* _TASK TO CARRY OUT_:
Every line must be returned precisely as it is written.
================
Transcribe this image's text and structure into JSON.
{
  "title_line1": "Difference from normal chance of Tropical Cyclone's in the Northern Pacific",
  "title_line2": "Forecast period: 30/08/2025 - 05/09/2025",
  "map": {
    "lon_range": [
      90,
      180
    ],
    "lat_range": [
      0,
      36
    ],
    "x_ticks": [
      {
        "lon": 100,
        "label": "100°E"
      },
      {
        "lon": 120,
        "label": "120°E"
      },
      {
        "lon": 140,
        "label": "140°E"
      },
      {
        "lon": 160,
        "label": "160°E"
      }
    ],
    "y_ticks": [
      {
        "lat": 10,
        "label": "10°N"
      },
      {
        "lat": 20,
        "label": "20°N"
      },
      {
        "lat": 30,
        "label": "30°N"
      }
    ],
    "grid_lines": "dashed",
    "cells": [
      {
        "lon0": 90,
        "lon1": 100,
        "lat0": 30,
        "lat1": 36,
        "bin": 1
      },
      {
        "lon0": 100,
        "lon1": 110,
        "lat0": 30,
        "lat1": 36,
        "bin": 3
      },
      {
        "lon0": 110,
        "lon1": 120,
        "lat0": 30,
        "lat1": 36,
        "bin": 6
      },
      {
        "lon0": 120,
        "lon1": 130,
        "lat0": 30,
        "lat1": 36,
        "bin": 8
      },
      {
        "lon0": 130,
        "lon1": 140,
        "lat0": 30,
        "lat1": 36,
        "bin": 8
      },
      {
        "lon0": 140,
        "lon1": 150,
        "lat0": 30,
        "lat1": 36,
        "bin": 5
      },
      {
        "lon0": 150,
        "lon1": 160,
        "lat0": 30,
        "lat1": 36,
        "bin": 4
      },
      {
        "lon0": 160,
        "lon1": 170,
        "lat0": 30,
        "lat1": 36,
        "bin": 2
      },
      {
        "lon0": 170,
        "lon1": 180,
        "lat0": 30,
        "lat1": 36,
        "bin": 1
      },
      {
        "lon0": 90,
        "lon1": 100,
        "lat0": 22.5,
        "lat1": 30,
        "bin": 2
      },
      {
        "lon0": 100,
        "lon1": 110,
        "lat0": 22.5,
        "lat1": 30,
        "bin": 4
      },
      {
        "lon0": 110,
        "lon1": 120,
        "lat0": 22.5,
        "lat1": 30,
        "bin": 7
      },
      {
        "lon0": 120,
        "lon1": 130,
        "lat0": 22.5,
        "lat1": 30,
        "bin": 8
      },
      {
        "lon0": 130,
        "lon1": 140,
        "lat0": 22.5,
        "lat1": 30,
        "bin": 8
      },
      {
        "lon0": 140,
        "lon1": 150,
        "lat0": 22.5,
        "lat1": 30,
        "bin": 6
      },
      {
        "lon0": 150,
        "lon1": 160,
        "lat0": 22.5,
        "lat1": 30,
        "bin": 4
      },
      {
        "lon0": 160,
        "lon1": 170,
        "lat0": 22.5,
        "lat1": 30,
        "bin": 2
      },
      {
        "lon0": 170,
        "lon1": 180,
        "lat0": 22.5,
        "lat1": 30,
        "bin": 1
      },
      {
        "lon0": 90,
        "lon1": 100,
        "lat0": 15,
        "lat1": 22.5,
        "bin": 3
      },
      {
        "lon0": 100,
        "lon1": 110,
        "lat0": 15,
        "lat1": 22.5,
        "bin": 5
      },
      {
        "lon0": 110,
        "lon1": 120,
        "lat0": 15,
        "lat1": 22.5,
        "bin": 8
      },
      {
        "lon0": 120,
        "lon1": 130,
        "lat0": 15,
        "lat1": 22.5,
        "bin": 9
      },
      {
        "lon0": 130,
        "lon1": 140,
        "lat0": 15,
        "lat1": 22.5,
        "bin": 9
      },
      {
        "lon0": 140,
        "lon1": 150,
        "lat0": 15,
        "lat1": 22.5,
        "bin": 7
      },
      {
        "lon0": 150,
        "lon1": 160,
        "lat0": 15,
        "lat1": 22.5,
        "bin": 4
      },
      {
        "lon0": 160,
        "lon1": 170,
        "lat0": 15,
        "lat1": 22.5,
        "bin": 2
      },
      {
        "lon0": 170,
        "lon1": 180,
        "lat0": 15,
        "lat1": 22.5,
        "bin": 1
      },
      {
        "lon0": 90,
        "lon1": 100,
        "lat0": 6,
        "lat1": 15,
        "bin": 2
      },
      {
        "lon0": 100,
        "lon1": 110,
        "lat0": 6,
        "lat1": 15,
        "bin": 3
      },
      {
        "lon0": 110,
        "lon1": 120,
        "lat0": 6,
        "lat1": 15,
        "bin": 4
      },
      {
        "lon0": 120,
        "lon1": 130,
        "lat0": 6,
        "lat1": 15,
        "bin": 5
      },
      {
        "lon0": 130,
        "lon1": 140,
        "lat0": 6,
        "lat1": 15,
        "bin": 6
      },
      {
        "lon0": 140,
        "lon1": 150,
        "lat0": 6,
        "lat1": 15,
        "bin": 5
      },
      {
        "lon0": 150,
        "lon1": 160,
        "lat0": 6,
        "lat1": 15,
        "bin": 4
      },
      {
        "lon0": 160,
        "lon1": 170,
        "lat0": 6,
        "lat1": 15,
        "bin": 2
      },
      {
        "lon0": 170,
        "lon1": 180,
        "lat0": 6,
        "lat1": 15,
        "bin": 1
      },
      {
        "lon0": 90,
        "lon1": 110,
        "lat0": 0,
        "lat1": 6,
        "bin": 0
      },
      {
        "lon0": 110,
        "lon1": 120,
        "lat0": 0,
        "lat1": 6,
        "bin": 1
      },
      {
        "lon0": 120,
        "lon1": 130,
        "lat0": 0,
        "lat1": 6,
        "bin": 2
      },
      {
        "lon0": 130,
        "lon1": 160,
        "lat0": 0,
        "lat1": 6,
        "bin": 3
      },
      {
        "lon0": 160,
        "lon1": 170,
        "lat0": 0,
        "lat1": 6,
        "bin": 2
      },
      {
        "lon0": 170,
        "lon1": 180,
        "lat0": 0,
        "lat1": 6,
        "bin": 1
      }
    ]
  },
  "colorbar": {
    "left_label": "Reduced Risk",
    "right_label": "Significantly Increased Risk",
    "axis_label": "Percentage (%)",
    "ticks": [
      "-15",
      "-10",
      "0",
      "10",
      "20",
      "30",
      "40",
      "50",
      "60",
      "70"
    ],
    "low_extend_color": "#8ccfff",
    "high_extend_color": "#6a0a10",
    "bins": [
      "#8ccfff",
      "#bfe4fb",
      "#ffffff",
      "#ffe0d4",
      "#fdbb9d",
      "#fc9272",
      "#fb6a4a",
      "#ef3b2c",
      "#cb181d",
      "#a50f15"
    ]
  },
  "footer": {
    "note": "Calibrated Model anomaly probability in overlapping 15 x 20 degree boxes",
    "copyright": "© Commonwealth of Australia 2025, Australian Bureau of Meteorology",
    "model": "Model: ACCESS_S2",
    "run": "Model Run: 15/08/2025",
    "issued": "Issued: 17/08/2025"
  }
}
================
* _WORKED ANSWER_:
Transcribe this image's text and structure into JSON.
{
  "title_line1": "Difference from normal chance of Tropical Cyclone's in the Northern Pacific",
  "title_line2": "Forecast period: 30/08/2025 - 05/09/2025",
  "map": {
    "lon_range": [
      90,
      180
    ],
    "lat_range": [
      0,
      36
    ],
    "x_ticks": [
      {
        "lon": 100,
        "label": "100°E"
      },
      {
        "lon": 120,
        "label": "120°E"
      },
      {
        "lon": 140,
        "label": "140°E"
      },
      {
        "lon": 160,
        "label": "160°E"
      }
    ],
    "y_ticks": [
      {
        "lat": 10,
        "label": "10°N"
      },
      {
        "lat": 20,
        "label": "20°N"
      },
      {
        "lat": 30,
        "label": "30°N"
      }
    ],
    "grid_lines": "dashed",
    "cells": [
      {
        "lon0": 90,
        "lon1": 100,
        "lat0": 30,
        "lat1": 36,
        "bin": 1
      },
      {
        "lon0": 100,
        "lon1": 110,
        "lat0": 30,
        "lat1": 36,
        "bin": 3
      },
      {
        "lon0": 110,
        "lon1": 120,
        "lat0": 30,
        "lat1": 36,
        "bin": 6
      },
      {
        "lon0": 120,
        "lon1": 130,
        "lat0": 30,
        "lat1": 36,
        "bin": 8
      },
      {
        "lon0": 130,
        "lon1": 140,
        "lat0": 30,
        "lat1": 36,
        "bin": 8
      },
      {
        "lon0": 140,
        "lon1": 150,
        "lat0": 30,
        "lat1": 36,
        "bin": 5
      },
      {
        "lon0": 150,
        "lon1": 160,
        "lat0": 30,
        "lat1": 36,
        "bin": 4
      },
      {
        "lon0": 160,
        "lon1": 170,
        "lat0": 30,
        "lat1": 36,
        "bin": 2
      },
      {
        "lon0": 170,
        "lon1": 180,
        "lat0": 30,
        "lat1": 36,
        "bin": 1
      },
      {
        "lon0": 90,
        "lon1": 100,
        "lat0": 22.5,
        "lat1": 30,
        "bin": 2
      },
      {
        "lon0": 100,
        "lon1": 110,
        "lat0": 22.5,
        "lat1": 30,
        "bin": 4
      },
      {
        "lon0": 110,
        "lon1": 120,
        "lat0": 22.5,
        "lat1": 30,
        "bin": 7
      },
      {
        "lon0": 120,
        "lon1": 130,
        "lat0": 22.5,
        "lat1": 30,
        "bin": 8
      },
      {
        "lon0": 130,
        "lon1": 140,
        "lat0": 22.5,
        "lat1": 30,
        "bin": 8
      },
      {
        "lon0": 140,
        "lon1": 150,
        "lat0": 22.5,
        "lat1": 30,
        "bin": 6
      },
      {
        "lon0": 150,
        "lon1": 160,
        "lat0": 22.5,
        "lat1": 30,
        "bin": 4
      },
      {
        "lon0": 160,
        "lon1": 170,
        "lat0": 22.5,
        "lat1": 30,
        "bin": 2
      },
      {
        "lon0": 170,
        "lon1": 180,
        "lat0": 22.5,
        "lat1": 30,
        "bin": 1
      },
      {
        "lon0": 90,
        "lon1": 100,
        "lat0": 15,
        "lat1": 22.5,
        "bin": 3
      },
      {
        "lon0": 100,
        "lon1": 110,
        "lat0": 15,
        "lat1": 22.5,
        "bin": 5
      },
      {
        "lon0": 110,
        "lon1": 120,
        "lat0": 15,
        "lat1": 22.5,
        "bin": 8
      },
      {
        "lon0": 120,
        "lon1": 130,
        "lat0": 15,
        "lat1": 22.5,
        "bin": 9
      },
      {
        "lon0": 130,
        "lon1": 140,
        "lat0": 15,
        "lat1": 22.5,
        "bin": 9
      },
      {
        "lon0": 140,
        "lon1": 150,
        "lat0": 15,
        "lat1": 22.5,
        "bin": 7
      },
      {
        "lon0": 150,
        "lon1": 160,
        "lat0": 15,
        "lat1": 22.5,
        "bin": 4
      },
      {
        "lon0": 160,
        "lon1": 170,
        "lat0": 15,
        "lat1": 22.5,
        "bin": 2
      },
      {
        "lon0": 170,
        "lon1": 180,
        "lat0": 15,
        "lat1": 22.5,
        "bin": 1
      },
      {
        "lon0": 90,
        "lon1": 100,
        "lat0": 6,
        "lat1": 15,
        "bin": 2
      },
      {
        "lon0": 100,
        "lon1": 110,
        "lat0": 6,
        "lat1": 15,
        "bin": 3
      },
      {
        "lon0": 110,
        "lon1": 120,
        "lat0": 6,
        "lat1": 15,
        "bin": 4
      },
      {
        "lon0": 120,
        "lon1": 130,
        "lat0": 6,
        "lat1": 15,
        "bin": 5
      },
      {
        "lon0": 130,
        "lon1": 140,
        "lat0": 6,
        "lat1": 15,
        "bin": 6
      },
      {
        "lon0": 140,
        "lon1": 150,
        "lat0": 6,
        "lat1": 15,
        "bin": 5
      },
      {
        "lon0": 150,
        "lon1": 160,
        "lat0": 6,
        "lat1": 15,
        "bin": 4
      },
      {
        "lon0": 160,
        "lon1": 170,
        "lat0": 6,
        "lat1": 15,
        "bin": 2
      },
      {
        "lon0": 170,
        "lon1": 180,
        "lat0": 6,
        "lat1": 15,
        "bin": 1
      },
      {
        "lon0": 90,
        "lon1": 110,
        "lat0": 0,
        "lat1": 6,
        "bin": 0
      },
      {
        "lon0": 110,
        "lon1": 120,
        "lat0": 0,
        "lat1": 6,
        "bin": 1
      },
      {
        "lon0": 120,
        "lon1": 130,
        "lat0": 0,
        "lat1": 6,
        "bin": 2
      },
      {
        "lon0": 130,
        "lon1": 160,
        "lat0": 0,
        "lat1": 6,
        "bin": 3
      },
      {
        "lon0": 160,
        "lon1": 170,
        "lat0": 0,
        "lat1": 6,
        "bin": 2
      },
      {
        "lon0": 170,
        "lon1": 180,
        "lat0": 0,
        "lat1": 6,
        "bin": 1
      }
    ]
  },
  "colorbar": {
    "left_label": "Reduced Risk",
    "right_label": "Significantly Increased Risk",
    "axis_label": "Percentage (%)",
    "ticks": [
      "-15",
      "-10",
      "0",
      "10",
      "20",
      "30",
      "40",
      "50",
      "60",
      "70"
    ],
    "low_extend_color": "#8ccfff",
    "high_extend_color": "#6a0a10",
    "bins": [
      "#8ccfff",
      "#bfe4fb",
      "#ffffff",
      "#ffe0d4",
      "#fdbb9d",
      "#fc9272",
      "#fb6a4a",
      "#ef3b2c",
      "#cb181d",
      "#a50f15"
    ]
  },
  "footer": {
    "note": "Calibrated Model anomaly probability in overlapping 15 x 20 degree boxes",
    "copyright": "© Commonwealth of Australia 2025, Australian Bureau of Meteorology",
    "model": "Model: ACCESS_S2",
    "run": "Model Run: 15/08/2025",
    "issued": "Issued: 17/08/2025"
  }
}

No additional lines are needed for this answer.